= Work instructions =
Exactly as they appear, output all of the entries.

──────────────────────────────

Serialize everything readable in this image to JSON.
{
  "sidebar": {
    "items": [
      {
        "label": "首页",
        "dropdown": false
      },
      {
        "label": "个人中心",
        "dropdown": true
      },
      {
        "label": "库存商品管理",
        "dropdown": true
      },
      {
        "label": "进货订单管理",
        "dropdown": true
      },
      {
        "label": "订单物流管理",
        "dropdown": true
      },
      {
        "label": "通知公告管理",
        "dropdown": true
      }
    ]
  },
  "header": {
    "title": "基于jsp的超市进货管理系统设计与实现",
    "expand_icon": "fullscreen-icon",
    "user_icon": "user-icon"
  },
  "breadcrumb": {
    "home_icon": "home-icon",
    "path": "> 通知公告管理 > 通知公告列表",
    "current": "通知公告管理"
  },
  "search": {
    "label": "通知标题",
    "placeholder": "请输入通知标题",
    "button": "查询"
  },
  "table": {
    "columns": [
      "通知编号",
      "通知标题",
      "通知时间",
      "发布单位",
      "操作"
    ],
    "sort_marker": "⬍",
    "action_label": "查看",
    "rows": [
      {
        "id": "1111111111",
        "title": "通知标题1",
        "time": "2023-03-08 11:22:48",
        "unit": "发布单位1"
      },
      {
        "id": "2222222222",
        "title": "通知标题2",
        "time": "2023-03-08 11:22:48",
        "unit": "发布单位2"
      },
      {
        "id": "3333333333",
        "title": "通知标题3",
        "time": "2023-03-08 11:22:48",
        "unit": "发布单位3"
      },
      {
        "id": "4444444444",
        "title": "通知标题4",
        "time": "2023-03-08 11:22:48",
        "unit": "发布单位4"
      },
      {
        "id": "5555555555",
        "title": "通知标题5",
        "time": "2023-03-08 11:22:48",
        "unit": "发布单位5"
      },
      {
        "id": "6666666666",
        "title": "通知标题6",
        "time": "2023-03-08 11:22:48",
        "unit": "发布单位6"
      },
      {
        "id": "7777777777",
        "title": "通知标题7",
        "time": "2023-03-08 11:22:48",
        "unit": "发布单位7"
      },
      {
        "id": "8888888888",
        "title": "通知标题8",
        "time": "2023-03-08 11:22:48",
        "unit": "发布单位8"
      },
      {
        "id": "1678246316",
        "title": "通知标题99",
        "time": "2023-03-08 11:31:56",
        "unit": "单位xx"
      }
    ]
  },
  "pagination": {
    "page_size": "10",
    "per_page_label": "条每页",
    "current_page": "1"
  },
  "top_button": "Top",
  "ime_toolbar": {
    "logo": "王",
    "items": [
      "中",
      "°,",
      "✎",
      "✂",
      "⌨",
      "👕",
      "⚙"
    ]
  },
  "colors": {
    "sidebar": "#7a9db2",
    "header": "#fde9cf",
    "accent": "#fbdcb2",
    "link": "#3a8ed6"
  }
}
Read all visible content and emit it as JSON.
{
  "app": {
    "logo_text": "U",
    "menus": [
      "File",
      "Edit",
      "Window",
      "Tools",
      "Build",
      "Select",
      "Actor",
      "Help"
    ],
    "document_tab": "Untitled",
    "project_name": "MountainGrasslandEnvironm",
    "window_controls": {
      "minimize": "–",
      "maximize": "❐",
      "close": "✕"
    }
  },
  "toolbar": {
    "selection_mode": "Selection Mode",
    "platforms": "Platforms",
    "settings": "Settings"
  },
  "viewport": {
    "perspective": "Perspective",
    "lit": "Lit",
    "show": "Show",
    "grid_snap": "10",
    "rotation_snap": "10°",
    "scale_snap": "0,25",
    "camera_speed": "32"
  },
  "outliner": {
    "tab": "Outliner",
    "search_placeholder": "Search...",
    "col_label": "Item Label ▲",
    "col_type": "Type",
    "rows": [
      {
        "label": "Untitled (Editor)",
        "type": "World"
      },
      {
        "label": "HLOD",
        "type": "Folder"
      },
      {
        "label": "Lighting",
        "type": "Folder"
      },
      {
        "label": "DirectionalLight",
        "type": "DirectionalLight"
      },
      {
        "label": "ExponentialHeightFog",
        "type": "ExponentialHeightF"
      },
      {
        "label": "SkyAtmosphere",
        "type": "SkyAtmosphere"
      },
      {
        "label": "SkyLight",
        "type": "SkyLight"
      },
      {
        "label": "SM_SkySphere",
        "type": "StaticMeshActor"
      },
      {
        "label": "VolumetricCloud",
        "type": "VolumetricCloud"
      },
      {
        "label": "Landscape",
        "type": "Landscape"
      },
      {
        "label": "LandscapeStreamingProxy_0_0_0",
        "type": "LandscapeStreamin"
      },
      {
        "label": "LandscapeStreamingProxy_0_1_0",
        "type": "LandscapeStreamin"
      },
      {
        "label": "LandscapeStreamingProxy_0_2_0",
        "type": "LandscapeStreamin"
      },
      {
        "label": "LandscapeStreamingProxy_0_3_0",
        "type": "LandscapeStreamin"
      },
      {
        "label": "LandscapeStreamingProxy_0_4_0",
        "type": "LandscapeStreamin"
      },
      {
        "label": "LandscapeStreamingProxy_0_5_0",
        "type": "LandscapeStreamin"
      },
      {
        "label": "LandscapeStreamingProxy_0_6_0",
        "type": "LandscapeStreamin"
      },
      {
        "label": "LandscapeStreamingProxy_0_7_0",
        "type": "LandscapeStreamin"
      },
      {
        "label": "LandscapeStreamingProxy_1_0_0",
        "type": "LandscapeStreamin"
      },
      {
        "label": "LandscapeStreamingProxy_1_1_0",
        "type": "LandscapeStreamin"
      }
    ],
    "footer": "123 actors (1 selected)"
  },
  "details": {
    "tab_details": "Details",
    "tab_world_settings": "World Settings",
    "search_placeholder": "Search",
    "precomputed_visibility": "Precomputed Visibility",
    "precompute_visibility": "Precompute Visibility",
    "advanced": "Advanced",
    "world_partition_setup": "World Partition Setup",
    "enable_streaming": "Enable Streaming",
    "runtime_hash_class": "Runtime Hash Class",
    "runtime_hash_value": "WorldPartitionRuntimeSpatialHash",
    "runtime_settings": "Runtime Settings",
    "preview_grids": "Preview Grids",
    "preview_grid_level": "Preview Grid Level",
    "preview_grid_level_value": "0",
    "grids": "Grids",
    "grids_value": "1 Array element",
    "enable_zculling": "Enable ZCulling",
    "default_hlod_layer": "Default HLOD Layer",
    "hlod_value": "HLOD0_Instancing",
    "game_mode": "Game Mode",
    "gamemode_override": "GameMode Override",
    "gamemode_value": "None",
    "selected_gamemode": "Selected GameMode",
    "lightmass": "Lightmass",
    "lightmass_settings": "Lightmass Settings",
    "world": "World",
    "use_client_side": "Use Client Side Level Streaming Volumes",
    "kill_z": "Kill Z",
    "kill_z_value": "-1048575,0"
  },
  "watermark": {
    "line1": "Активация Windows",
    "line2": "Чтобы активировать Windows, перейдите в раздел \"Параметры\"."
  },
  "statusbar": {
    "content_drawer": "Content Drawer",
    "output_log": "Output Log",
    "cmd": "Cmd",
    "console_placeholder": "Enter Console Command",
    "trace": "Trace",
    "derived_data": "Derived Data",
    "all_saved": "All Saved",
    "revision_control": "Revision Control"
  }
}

──────────────────────────────

= Response to the exercise =
Serialize everything readable in this image to JSON.
{
  "sidebar": {
    "items": [
      {
        "label": "首页",
        "dropdown": false
      },
      {
        "label": "个人中心",
        "dropdown": true
      },
      {
        "label": "库存商品管理",
        "dropdown": true
      },
      {
        "label": "进货订单管理",
        "dropdown": true
      },
      {
        "label": "订单物流管理",
        "dropdown": true
      },
      {
        "label": "通知公告管理",
        "dropdown": true
      }
    ]
  },
  "header": {
    "title": "基于jsp的超市进货管理系统设计与实现",
    "expand_icon": "fullscreen-icon",
    "user_icon": "user-icon"
  },
  "breadcrumb": {
    "home_icon": "home-icon",
    "path": "> 通知公告管理 > 通知公告列表",
    "current": "通知公告管理"
  },
  "search": {
    "label": "通知标题",
    "placeholder": "请输入通知标题",
    "button": "查询"
  },
  "table": {
    "columns": [
      "通知编号",
      "通知标题",
      "通知时间",
      "发布单位",
      "操作"
    ],
    "sort_marker": "⬍",
    "action_label": "查看",
    "rows": [
      {
        "id": "1111111111",
        "title": "通知标题1",
        "time": "2023-03-08 11:22:48",
        "unit": "发布单位1"
      },
      {
        "id": "2222222222",
        "title": "通知标题2",
        "time": "2023-03-08 11:22:48",
        "unit": "发布单位2"
      },
      {
        "id": "3333333333",
        "title": "通知标题3",
        "time": "2023-03-08 11:22:48",
        "unit": "发布单位3"
      },
      {
        "id": "4444444444",
        "title": "通知标题4",
        "time": "2023-03-08 11:22:48",
        "unit": "发布单位4"
      },
      {
        "id": "5555555555",
        "title": "通知标题5",
        "time": "2023-03-08 11:22:48",
        "unit": "发布单位5"
      },
      {
        "id": "6666666666",
        "title": "通知标题6",
        "time": "2023-03-08 11:22:48",
        "unit": "发布单位6"
      },
      {
        "id": "7777777777",
        "title": "通知标题7",
        "time": "2023-03-08 11:22:48",
        "unit": "发布单位7"
      },
      {
        "id": "8888888888",
        "title": "通知标题8",
        "time": "2023-03-08 11:22:48",
        "unit": "发布单位8"
      },
      {
        "id": "1678246316",
        "title": "通知标题99",
        "time": "2023-03-08 11:31:56",
        "unit": "单位xx"
      }
    ]
  },
  "pagination": {
    "page_size": "10",
    "per_page_label": "条每页",
    "current_page": "1"
  },
  "top_button": "Top",
  "ime_toolbar": {
    "logo": "王",
    "items": [
      "中",
      "°,",
      "✎",
      "✂",
      "⌨",
      "👕",
      "⚙"
    ]
  },
  "colors": {
    "sidebar": "#7a9db2",
    "header": "#fde9cf",
    "accent": "#fbdcb2",
    "link": "#3a8ed6"
  }
}
Read all visible content and emit it as JSON.
{
  "app": {
    "logo_text": "U",
    "menus": [
      "File",
      "Edit",
      "Window",
      "Tools",
      "Build",
      "Select",
      "Actor",
      "Help"
    ],
    "document_tab": "Untitled",
    "project_name": "MountainGrasslandEnvironm",
    "window_controls": {
      "minimize": "–",
      "maximize": "❐",
      "close": "✕"
    }
  },
  "toolbar": {
    "selection_mode": "Selection Mode",
    "platforms": "Platforms",
    "settings": "Settings"
  },
  "viewport": {
    "perspective": "Perspective",
    "lit": "Lit",
    "show": "Show",
    "grid_snap": "10",
    "rotation_snap": "10°",
    "scale_snap": "0,25",
    "camera_speed": "32"
  },
  "outliner": {
    "tab": "Outliner",
    "search_placeholder": "Search...",
    "col_label": "Item Label ▲",
    "col_type": "Type",
    "rows": [
      {
        "label": "Untitled (Editor)",
        "type": "World"
      },
      {
        "label": "HLOD",
        "type": "Folder"
      },
      {
        "label": "Lighting",
        "type": "Folder"
      },
      {
        "label": "DirectionalLight",
        "type": "DirectionalLight"
      },
      {
        "label": "ExponentialHeightFog",
        "type": "ExponentialHeightF"
      },
      {
        "label": "SkyAtmosphere",
        "type": "SkyAtmosphere"
      },
      {
        "label": "SkyLight",
        "type": "SkyLight"
      },
      {
        "label": "SM_SkySphere",
        "type": "StaticMeshActor"
      },
      {
        "label": "VolumetricCloud",
        "type": "VolumetricCloud"
      },
      {
        "label": "Landscape",
        "type": "Landscape"
      },
      {
        "label": "LandscapeStreamingProxy_0_0_0",
        "type": "LandscapeStreamin"
      },
      {
        "label": "LandscapeStreamingProxy_0_1_0",
        "type": "LandscapeStreamin"
      },
      {
        "label": "LandscapeStreamingProxy_0_2_0",
        "type": "LandscapeStreamin"
      },
      {
        "label": "LandscapeStreamingProxy_0_3_0",
        "type": "LandscapeStreamin"
      },
      {
        "label": "LandscapeStreamingProxy_0_4_0",
        "type": "LandscapeStreamin"
      },
      {
        "label": "LandscapeStreamingProxy_0_5_0",
        "type": "LandscapeStreamin"
      },
      {
        "label": "LandscapeStreamingProxy_0_6_0",
        "type": "LandscapeStreamin"
      },
      {
        "label": "LandscapeStreamingProxy_0_7_0",
        "type": "LandscapeStreamin"
      },
      {
        "label": "LandscapeStreamingProxy_1_0_0",
        "type": "LandscapeStreamin"
      },
      {
        "label": "LandscapeStreamingProxy_1_1_0",
        "type": "LandscapeStreamin"
      }
    ],
    "footer": "123 actors (1 selected)"
  },
  "details": {
    "tab_details": "Details",
    "tab_world_settings": "World Settings",
    "search_placeholder": "Search",
    "precomputed_visibility": "Precomputed Visibility",
    "precompute_visibility": "Precompute Visibility",
    "advanced": "Advanced",
    "world_partition_setup": "World Partition Setup",
    "enable_streaming": "Enable Streaming",
    "runtime_hash_class": "Runtime Hash Class",
    "runtime_hash_value": "WorldPartitionRuntimeSpatialHash",
    "runtime_settings": "Runtime Settings",
    "preview_grids": "Preview Grids",
    "preview_grid_level": "Preview Grid Level",
    "preview_grid_level_value": "0",
    "grids": "Grids",
    "grids_value": "1 Array element",
    "enable_zculling": "Enable ZCulling",
    "default_hlod_layer": "Default HLOD Layer",
    "hlod_value": "HLOD0_Instancing",
    "game_mode": "Game Mode",
    "gamemode_override": "GameMode Override",
    "gamemode_value": "None",
    "selected_gamemode": "Selected GameMode",
    "lightmass": "Lightmass",
    "lightmass_settings": "Lightmass Settings",
    "world": "World",
    "use_client_side": "Use Client Side Level Streaming Volumes",
    "kill_z": "Kill Z",
    "kill_z_value": "-1048575,0"
  },
  "watermark": {
    "line1": "Активация Windows",
    "line2": "Чтобы активировать Windows, перейдите в раздел \"Параметры\"."
  },
  "statusbar": {
    "content_drawer": "Content Drawer",
    "output_log": "Output Log",
    "cmd": "Cmd",
    "console_placeholder": "Enter Console Command",
    "trace": "Trace",
    "derived_data": "Derived Data",
    "all_saved": "All Saved",
    "revision_control": "Revision Control"
  }
}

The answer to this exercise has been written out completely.